• WORK TO DO: Copy out the listing that follows, exact in every word, and skip the images.

Records that describe figures:

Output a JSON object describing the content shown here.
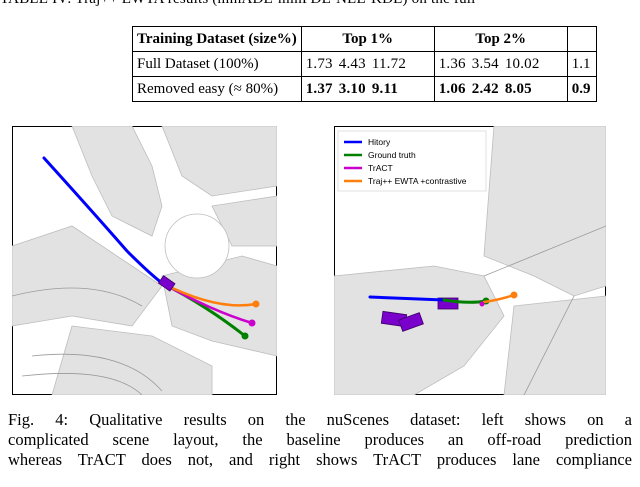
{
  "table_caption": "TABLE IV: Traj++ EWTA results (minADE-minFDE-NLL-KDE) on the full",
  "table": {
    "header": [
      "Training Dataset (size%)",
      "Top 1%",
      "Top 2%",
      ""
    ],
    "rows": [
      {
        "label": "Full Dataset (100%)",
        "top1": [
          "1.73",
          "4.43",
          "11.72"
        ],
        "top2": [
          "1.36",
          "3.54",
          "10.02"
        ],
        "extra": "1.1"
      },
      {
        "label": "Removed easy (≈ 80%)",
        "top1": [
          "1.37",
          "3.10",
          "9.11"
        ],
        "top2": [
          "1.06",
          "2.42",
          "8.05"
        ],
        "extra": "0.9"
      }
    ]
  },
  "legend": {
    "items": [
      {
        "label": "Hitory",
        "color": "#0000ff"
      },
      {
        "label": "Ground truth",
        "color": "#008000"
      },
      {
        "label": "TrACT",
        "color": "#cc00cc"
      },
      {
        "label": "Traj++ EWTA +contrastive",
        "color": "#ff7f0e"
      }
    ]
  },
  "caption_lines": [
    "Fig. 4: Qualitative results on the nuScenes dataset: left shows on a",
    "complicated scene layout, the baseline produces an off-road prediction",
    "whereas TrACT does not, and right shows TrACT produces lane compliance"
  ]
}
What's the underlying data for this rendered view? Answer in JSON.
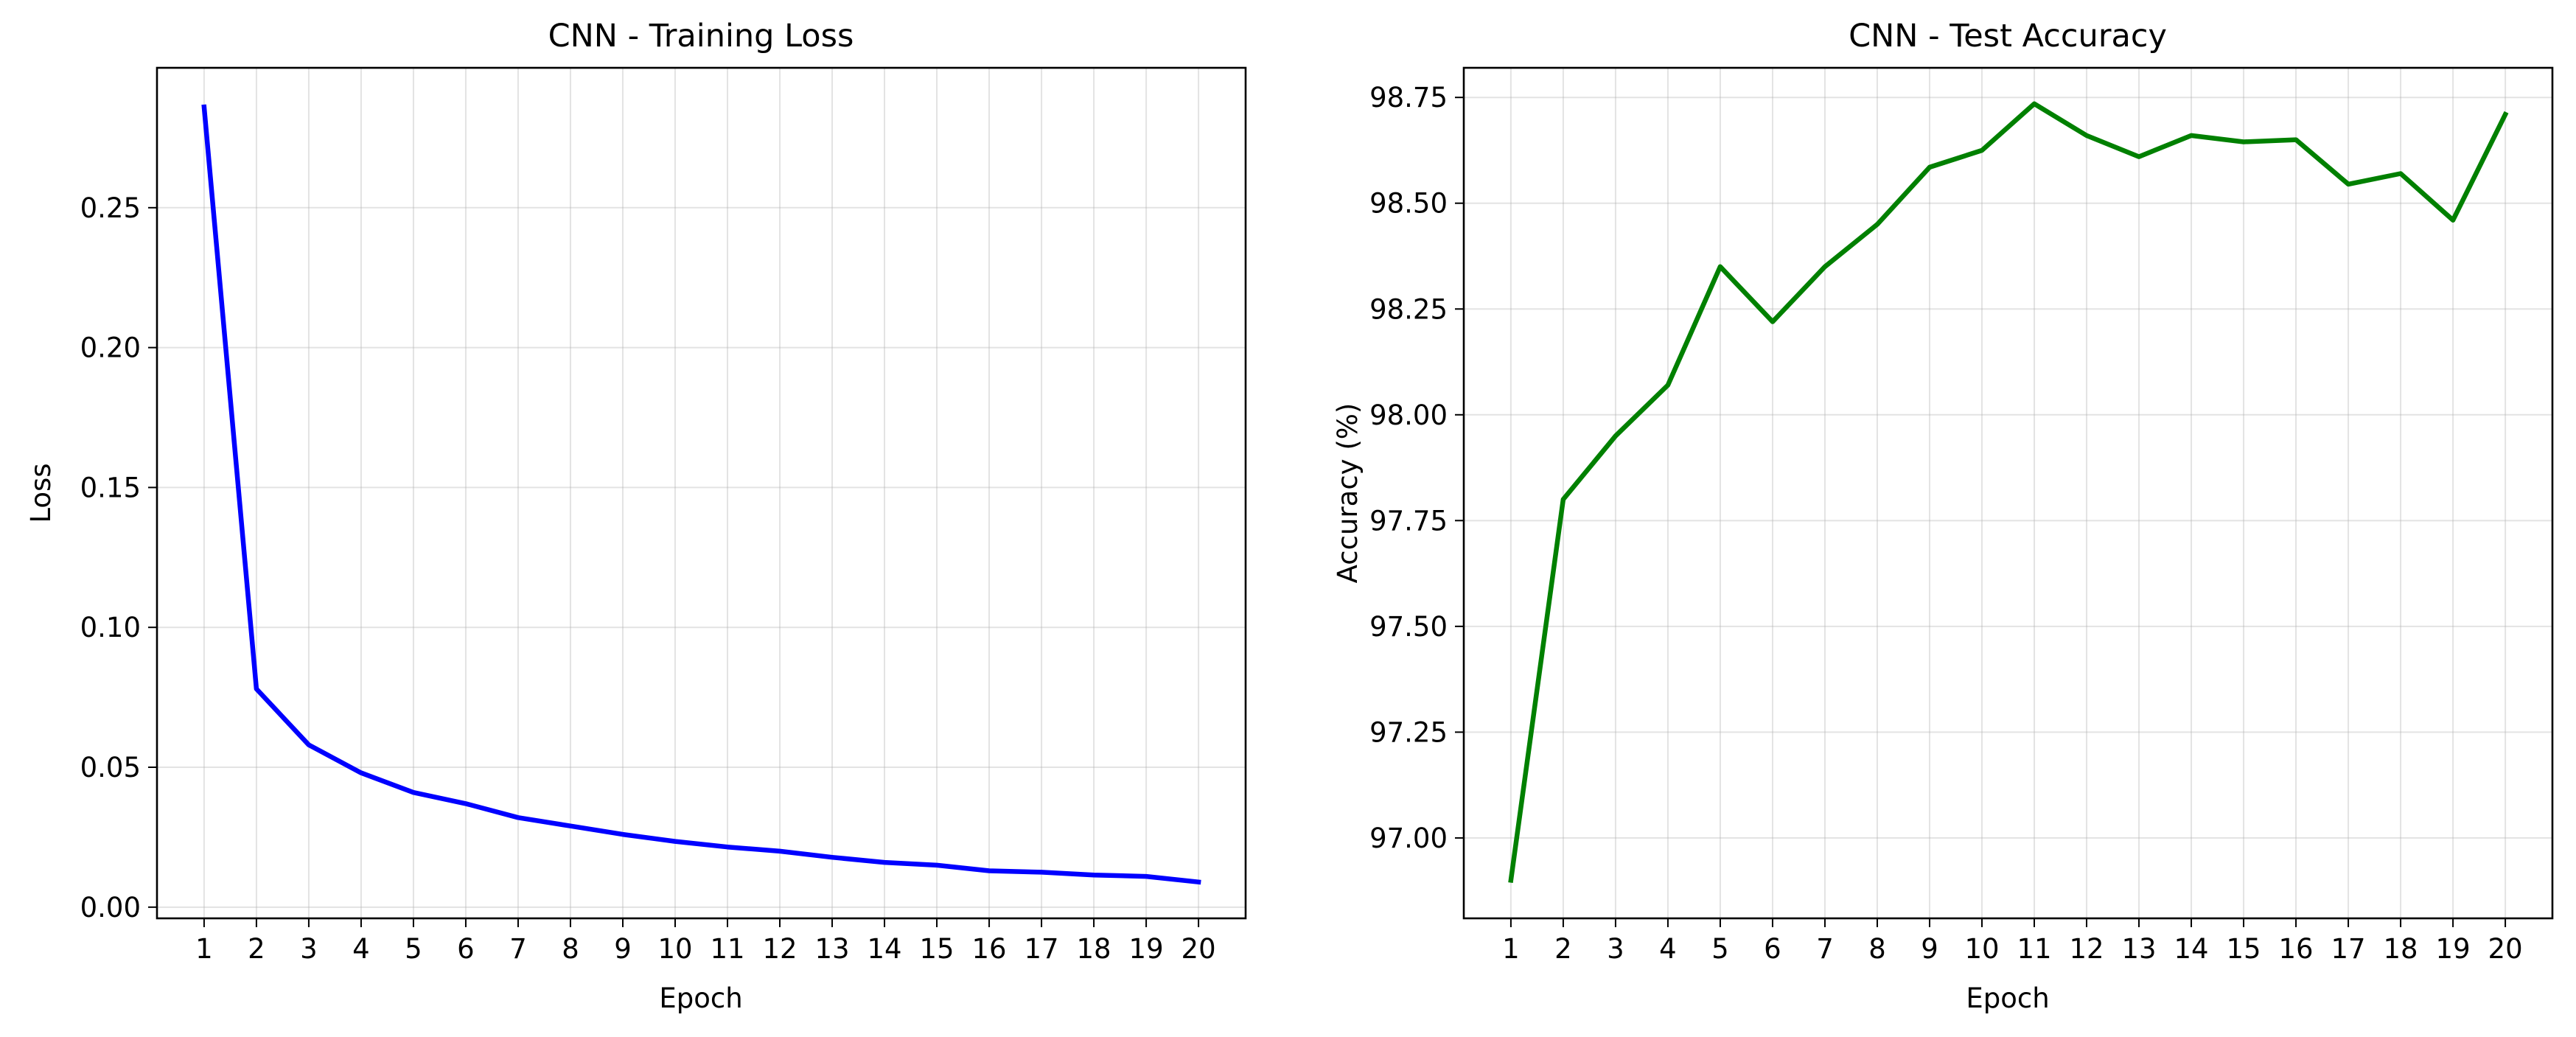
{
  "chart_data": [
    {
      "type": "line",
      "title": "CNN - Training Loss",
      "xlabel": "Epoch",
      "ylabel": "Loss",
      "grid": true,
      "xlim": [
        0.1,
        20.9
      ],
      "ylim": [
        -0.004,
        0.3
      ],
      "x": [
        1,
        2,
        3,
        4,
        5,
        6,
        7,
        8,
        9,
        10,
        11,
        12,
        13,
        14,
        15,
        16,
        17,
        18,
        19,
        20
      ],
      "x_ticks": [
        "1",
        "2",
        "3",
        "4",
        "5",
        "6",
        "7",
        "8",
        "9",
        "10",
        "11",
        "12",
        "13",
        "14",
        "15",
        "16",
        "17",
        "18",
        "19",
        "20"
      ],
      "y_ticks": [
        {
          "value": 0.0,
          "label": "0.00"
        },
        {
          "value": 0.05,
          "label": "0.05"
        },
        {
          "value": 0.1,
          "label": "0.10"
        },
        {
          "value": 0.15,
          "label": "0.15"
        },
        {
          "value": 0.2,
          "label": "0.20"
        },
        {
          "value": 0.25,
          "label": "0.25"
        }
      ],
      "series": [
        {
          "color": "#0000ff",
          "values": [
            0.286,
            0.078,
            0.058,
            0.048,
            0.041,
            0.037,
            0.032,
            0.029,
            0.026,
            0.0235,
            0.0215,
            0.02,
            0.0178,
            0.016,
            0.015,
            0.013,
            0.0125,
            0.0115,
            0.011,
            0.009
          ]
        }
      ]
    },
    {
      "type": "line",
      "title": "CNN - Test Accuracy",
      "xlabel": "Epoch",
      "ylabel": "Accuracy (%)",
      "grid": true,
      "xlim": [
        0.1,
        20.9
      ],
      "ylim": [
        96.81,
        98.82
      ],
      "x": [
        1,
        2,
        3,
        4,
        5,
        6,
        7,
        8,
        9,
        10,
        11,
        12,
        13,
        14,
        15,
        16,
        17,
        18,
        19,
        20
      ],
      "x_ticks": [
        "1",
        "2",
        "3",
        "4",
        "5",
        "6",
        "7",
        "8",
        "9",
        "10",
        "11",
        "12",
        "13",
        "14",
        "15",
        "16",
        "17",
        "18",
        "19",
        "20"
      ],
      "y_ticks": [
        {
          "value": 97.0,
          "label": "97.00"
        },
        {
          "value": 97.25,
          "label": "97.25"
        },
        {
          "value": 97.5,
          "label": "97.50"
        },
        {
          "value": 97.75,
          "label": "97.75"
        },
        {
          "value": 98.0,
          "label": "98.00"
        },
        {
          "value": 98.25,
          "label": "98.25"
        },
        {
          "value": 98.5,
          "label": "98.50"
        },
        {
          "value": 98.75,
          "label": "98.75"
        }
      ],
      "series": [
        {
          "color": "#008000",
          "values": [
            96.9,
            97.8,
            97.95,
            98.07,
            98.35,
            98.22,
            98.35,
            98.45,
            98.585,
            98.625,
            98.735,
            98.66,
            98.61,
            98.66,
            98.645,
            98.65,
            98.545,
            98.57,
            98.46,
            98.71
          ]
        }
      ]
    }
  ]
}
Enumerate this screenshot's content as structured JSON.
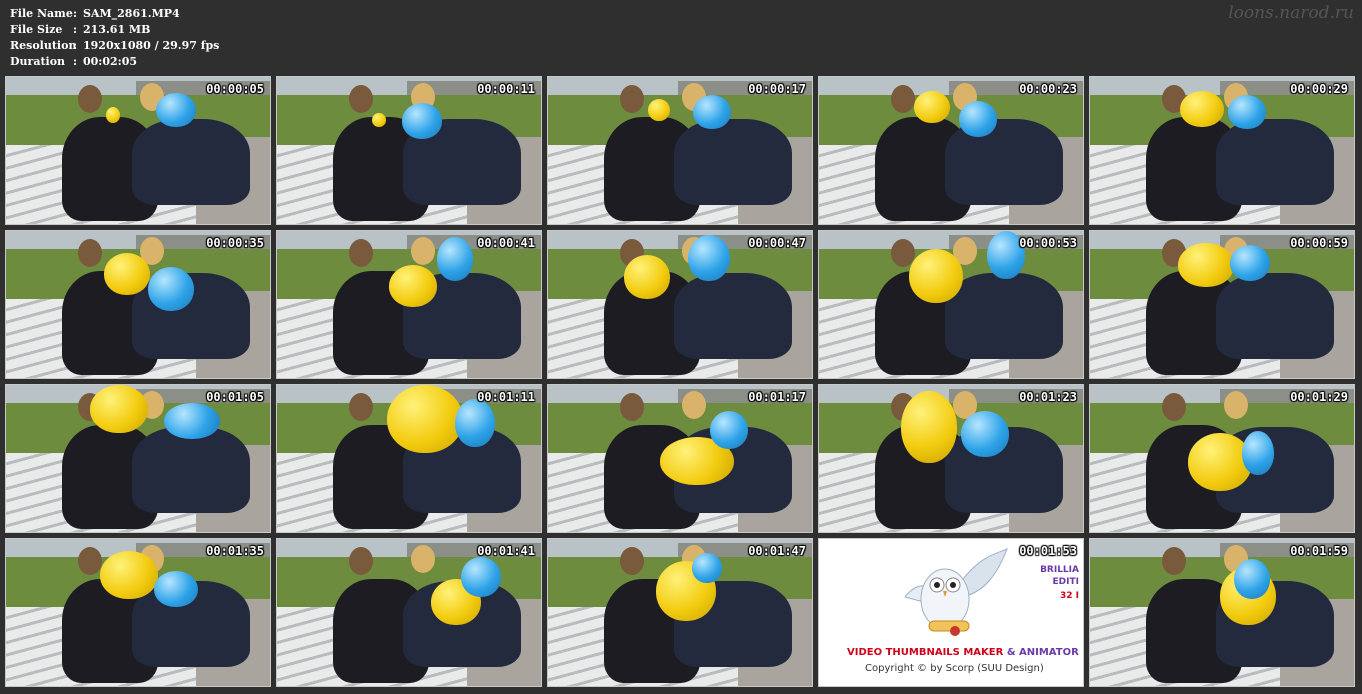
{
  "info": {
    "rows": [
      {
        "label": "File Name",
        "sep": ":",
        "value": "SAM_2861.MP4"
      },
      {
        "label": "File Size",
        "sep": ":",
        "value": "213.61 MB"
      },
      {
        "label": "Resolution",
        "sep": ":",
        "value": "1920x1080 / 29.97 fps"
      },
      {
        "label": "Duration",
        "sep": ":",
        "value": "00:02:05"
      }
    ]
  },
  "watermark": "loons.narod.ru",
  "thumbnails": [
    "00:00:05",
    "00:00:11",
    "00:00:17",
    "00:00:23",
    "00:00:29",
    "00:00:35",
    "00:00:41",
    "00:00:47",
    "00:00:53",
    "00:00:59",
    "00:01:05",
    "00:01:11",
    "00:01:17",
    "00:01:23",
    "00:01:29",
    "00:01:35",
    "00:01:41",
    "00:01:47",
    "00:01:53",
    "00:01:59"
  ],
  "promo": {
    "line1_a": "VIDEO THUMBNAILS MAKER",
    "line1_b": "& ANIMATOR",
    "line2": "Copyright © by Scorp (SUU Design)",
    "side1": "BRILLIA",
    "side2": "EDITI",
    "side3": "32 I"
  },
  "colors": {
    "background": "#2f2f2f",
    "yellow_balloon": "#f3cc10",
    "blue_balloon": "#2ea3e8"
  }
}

• SOLUTION FOR THIS EXERCISE:
Output a JSON object describing the content shown here.
{
  "table_caption": "TABLE IV: Traj++ EWTA results (minADE-minFDE-NLL-KDE) on the full",
  "table": {
    "header": [
      "Training Dataset (size%)",
      "Top 1%",
      "Top 2%",
      ""
    ],
    "rows": [
      {
        "label": "Full Dataset (100%)",
        "top1": [
          "1.73",
          "4.43",
          "11.72"
        ],
        "top2": [
          "1.36",
          "3.54",
          "10.02"
        ],
        "extra": "1.1"
      },
      {
        "label": "Removed easy (≈ 80%)",
        "top1": [
          "1.37",
          "3.10",
          "9.11"
        ],
        "top2": [
          "1.06",
          "2.42",
          "8.05"
        ],
        "extra": "0.9"
      }
    ]
  },
  "legend": {
    "items": [
      {
        "label": "Hitory",
        "color": "#0000ff"
      },
      {
        "label": "Ground truth",
        "color": "#008000"
      },
      {
        "label": "TrACT",
        "color": "#cc00cc"
      },
      {
        "label": "Traj++ EWTA +contrastive",
        "color": "#ff7f0e"
      }
    ]
  },
  "caption_lines": [
    "Fig. 4: Qualitative results on the nuScenes dataset: left shows on a",
    "complicated scene layout, the baseline produces an off-road prediction",
    "whereas TrACT does not, and right shows TrACT produces lane compliance"
  ]
}
What's the underlying data for this rendered view? Answer in JSON.
{
  "chart_data": [
    {
      "type": "line",
      "title": "CNN - Training Loss",
      "xlabel": "Epoch",
      "ylabel": "Loss",
      "grid": true,
      "xlim": [
        0.1,
        20.9
      ],
      "ylim": [
        -0.004,
        0.3
      ],
      "x": [
        1,
        2,
        3,
        4,
        5,
        6,
        7,
        8,
        9,
        10,
        11,
        12,
        13,
        14,
        15,
        16,
        17,
        18,
        19,
        20
      ],
      "x_ticks": [
        "1",
        "2",
        "3",
        "4",
        "5",
        "6",
        "7",
        "8",
        "9",
        "10",
        "11",
        "12",
        "13",
        "14",
        "15",
        "16",
        "17",
        "18",
        "19",
        "20"
      ],
      "y_ticks": [
        {
          "value": 0.0,
          "label": "0.00"
        },
        {
          "value": 0.05,
          "label": "0.05"
        },
        {
          "value": 0.1,
          "label": "0.10"
        },
        {
          "value": 0.15,
          "label": "0.15"
        },
        {
          "value": 0.2,
          "label": "0.20"
        },
        {
          "value": 0.25,
          "label": "0.25"
        }
      ],
      "series": [
        {
          "color": "#0000ff",
          "values": [
            0.286,
            0.078,
            0.058,
            0.048,
            0.041,
            0.037,
            0.032,
            0.029,
            0.026,
            0.0235,
            0.0215,
            0.02,
            0.0178,
            0.016,
            0.015,
            0.013,
            0.0125,
            0.0115,
            0.011,
            0.009
          ]
        }
      ]
    },
    {
      "type": "line",
      "title": "CNN - Test Accuracy",
      "xlabel": "Epoch",
      "ylabel": "Accuracy (%)",
      "grid": true,
      "xlim": [
        0.1,
        20.9
      ],
      "ylim": [
        96.81,
        98.82
      ],
      "x": [
        1,
        2,
        3,
        4,
        5,
        6,
        7,
        8,
        9,
        10,
        11,
        12,
        13,
        14,
        15,
        16,
        17,
        18,
        19,
        20
      ],
      "x_ticks": [
        "1",
        "2",
        "3",
        "4",
        "5",
        "6",
        "7",
        "8",
        "9",
        "10",
        "11",
        "12",
        "13",
        "14",
        "15",
        "16",
        "17",
        "18",
        "19",
        "20"
      ],
      "y_ticks": [
        {
          "value": 97.0,
          "label": "97.00"
        },
        {
          "value": 97.25,
          "label": "97.25"
        },
        {
          "value": 97.5,
          "label": "97.50"
        },
        {
          "value": 97.75,
          "label": "97.75"
        },
        {
          "value": 98.0,
          "label": "98.00"
        },
        {
          "value": 98.25,
          "label": "98.25"
        },
        {
          "value": 98.5,
          "label": "98.50"
        },
        {
          "value": 98.75,
          "label": "98.75"
        }
      ],
      "series": [
        {
          "color": "#008000",
          "values": [
            96.9,
            97.8,
            97.95,
            98.07,
            98.35,
            98.22,
            98.35,
            98.45,
            98.585,
            98.625,
            98.735,
            98.66,
            98.61,
            98.66,
            98.645,
            98.65,
            98.545,
            98.57,
            98.46,
            98.71
          ]
        }
      ]
    }
  ]
}
Enumerate this screenshot's content as structured JSON.
{
  "info": {
    "rows": [
      {
        "label": "File Name",
        "sep": ":",
        "value": "SAM_2861.MP4"
      },
      {
        "label": "File Size",
        "sep": ":",
        "value": "213.61 MB"
      },
      {
        "label": "Resolution",
        "sep": ":",
        "value": "1920x1080 / 29.97 fps"
      },
      {
        "label": "Duration",
        "sep": ":",
        "value": "00:02:05"
      }
    ]
  },
  "watermark": "loons.narod.ru",
  "thumbnails": [
    "00:00:05",
    "00:00:11",
    "00:00:17",
    "00:00:23",
    "00:00:29",
    "00:00:35",
    "00:00:41",
    "00:00:47",
    "00:00:53",
    "00:00:59",
    "00:01:05",
    "00:01:11",
    "00:01:17",
    "00:01:23",
    "00:01:29",
    "00:01:35",
    "00:01:41",
    "00:01:47",
    "00:01:53",
    "00:01:59"
  ],
  "promo": {
    "line1_a": "VIDEO THUMBNAILS MAKER",
    "line1_b": "& ANIMATOR",
    "line2": "Copyright © by Scorp (SUU Design)",
    "side1": "BRILLIA",
    "side2": "EDITI",
    "side3": "32 I"
  },
  "colors": {
    "background": "#2f2f2f",
    "yellow_balloon": "#f3cc10",
    "blue_balloon": "#2ea3e8"
  }
}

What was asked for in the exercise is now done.